Task to complete
Please find the lines in the entries below that contain the word "override", and copy each one.

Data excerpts
=== Section Start ===

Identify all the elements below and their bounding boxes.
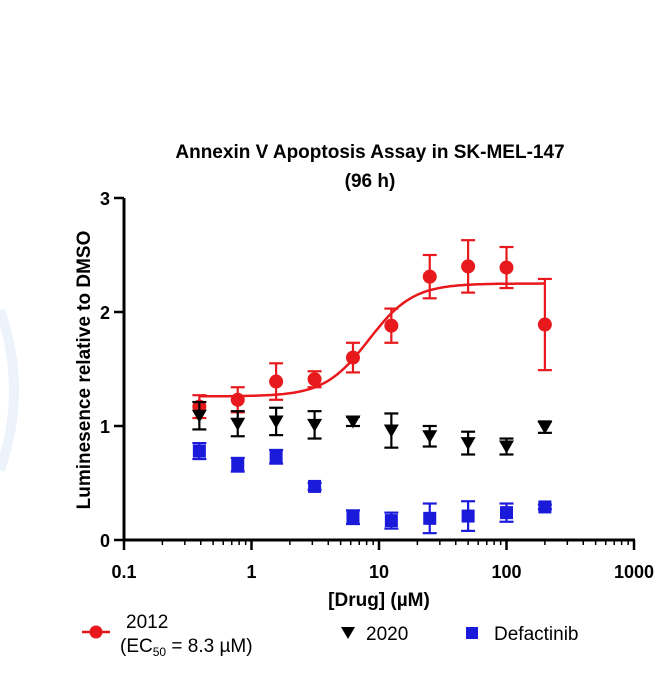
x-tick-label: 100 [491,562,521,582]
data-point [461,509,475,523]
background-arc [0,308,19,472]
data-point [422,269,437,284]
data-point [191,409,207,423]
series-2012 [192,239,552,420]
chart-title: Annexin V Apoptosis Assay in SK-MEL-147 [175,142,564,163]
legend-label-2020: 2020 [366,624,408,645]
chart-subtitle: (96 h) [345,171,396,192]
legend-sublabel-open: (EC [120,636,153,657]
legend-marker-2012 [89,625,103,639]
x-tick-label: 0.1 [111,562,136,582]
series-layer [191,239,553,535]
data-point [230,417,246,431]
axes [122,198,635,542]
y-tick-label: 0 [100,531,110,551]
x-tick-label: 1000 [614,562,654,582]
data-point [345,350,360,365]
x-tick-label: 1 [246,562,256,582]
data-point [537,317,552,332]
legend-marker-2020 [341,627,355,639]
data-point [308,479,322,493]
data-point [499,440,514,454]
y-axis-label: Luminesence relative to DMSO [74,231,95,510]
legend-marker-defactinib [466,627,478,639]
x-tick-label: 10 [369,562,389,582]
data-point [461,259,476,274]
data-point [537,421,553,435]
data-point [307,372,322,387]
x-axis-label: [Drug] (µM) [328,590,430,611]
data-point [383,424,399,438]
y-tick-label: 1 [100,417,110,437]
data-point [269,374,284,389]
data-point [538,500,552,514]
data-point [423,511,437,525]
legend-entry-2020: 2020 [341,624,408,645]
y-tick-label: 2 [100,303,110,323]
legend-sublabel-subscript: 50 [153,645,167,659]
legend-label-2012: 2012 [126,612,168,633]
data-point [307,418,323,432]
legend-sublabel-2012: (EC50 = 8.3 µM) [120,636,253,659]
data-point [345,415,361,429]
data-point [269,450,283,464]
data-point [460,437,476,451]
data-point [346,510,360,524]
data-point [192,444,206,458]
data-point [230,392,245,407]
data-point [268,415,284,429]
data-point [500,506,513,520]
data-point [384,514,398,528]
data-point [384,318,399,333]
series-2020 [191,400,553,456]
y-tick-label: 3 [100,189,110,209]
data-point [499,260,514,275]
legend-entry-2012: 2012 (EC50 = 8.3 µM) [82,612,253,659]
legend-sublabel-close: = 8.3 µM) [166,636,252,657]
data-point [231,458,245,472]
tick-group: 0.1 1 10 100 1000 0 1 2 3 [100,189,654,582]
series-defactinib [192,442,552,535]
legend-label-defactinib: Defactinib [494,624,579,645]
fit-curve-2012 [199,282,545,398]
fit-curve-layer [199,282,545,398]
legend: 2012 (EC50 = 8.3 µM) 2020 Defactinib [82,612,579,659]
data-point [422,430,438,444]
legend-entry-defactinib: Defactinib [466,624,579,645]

=== Section End ===
=== Section Start ===

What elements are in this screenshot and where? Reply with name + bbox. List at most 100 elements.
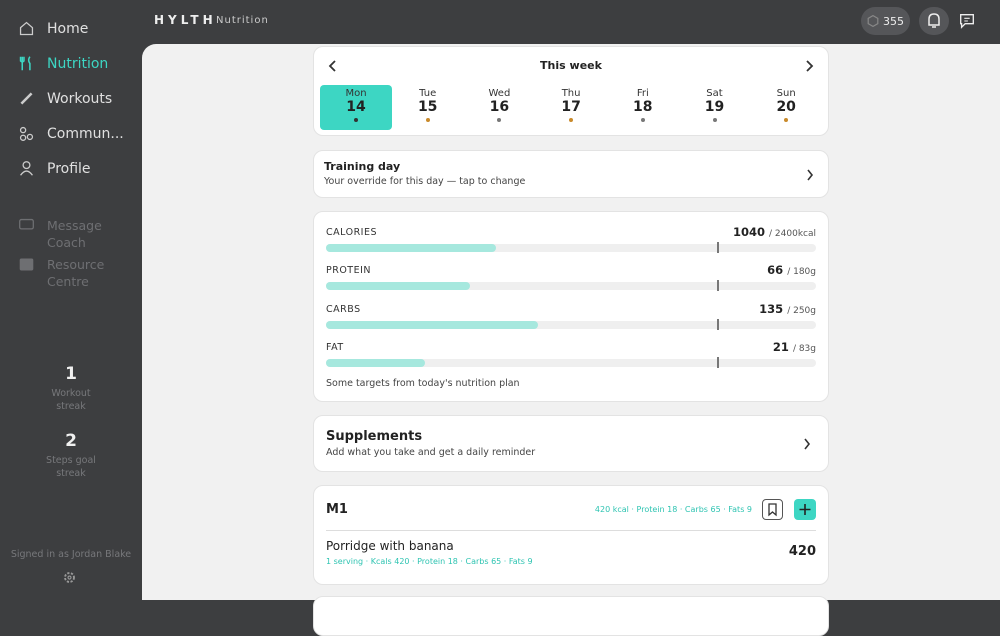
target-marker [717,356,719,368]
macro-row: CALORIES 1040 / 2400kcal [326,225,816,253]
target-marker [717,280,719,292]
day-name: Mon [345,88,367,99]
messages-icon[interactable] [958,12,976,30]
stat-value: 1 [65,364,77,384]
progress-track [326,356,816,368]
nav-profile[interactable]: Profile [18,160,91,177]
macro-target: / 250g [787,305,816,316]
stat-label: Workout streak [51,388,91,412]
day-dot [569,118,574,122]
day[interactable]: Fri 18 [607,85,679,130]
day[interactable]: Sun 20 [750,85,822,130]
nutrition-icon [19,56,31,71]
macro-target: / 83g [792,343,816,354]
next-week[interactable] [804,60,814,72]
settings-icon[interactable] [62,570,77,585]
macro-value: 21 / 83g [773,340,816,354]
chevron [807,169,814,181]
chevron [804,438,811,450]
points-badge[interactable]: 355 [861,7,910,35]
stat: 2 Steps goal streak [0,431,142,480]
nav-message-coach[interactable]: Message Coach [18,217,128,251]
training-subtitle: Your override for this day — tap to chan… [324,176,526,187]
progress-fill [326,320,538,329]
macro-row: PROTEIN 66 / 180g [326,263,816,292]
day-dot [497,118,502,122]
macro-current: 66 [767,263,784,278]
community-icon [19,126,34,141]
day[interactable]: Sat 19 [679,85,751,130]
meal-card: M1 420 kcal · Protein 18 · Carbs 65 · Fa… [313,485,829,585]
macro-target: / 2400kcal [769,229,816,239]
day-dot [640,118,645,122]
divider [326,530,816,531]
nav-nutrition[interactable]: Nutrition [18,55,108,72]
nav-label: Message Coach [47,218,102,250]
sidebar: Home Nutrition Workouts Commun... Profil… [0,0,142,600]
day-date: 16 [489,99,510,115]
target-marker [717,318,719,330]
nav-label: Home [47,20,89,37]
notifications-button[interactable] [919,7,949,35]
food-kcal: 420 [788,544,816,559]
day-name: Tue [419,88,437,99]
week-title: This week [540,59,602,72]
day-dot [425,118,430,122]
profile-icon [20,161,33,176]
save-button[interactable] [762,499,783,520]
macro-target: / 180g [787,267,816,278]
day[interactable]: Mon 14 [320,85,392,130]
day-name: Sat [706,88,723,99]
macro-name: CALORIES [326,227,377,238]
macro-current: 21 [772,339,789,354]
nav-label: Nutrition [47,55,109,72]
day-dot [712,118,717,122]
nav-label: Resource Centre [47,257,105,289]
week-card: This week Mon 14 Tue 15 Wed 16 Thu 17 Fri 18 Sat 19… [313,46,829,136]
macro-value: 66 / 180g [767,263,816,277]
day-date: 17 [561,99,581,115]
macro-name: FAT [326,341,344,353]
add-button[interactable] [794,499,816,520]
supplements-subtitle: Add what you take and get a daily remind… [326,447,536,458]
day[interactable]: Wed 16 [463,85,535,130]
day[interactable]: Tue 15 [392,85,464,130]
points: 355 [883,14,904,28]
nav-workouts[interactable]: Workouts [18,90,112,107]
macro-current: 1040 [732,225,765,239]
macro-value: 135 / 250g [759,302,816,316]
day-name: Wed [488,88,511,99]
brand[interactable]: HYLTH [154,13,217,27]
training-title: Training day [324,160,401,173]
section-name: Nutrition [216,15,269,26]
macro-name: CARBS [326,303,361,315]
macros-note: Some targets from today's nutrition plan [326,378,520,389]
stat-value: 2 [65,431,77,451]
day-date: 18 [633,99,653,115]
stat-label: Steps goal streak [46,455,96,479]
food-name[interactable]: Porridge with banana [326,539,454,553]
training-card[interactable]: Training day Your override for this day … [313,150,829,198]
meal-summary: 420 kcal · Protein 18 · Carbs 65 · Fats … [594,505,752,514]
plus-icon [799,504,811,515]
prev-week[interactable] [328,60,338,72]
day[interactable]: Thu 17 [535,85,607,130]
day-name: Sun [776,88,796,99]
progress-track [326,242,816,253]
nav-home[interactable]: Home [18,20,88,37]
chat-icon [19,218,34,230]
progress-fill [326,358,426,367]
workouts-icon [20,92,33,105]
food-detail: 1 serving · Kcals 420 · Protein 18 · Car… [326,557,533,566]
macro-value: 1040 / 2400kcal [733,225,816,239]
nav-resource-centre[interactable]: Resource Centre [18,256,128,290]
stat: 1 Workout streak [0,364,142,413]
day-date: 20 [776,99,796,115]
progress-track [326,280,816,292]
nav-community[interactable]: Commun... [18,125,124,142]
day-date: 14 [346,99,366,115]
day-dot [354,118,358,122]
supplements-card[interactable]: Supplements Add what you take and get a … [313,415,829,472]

=== Section End ===

Expected answer
training-subtitle: Your override for this day — tap to chan… [324,176,526,187]
training-card[interactable]: Training day Your override for this day … [313,150,829,198]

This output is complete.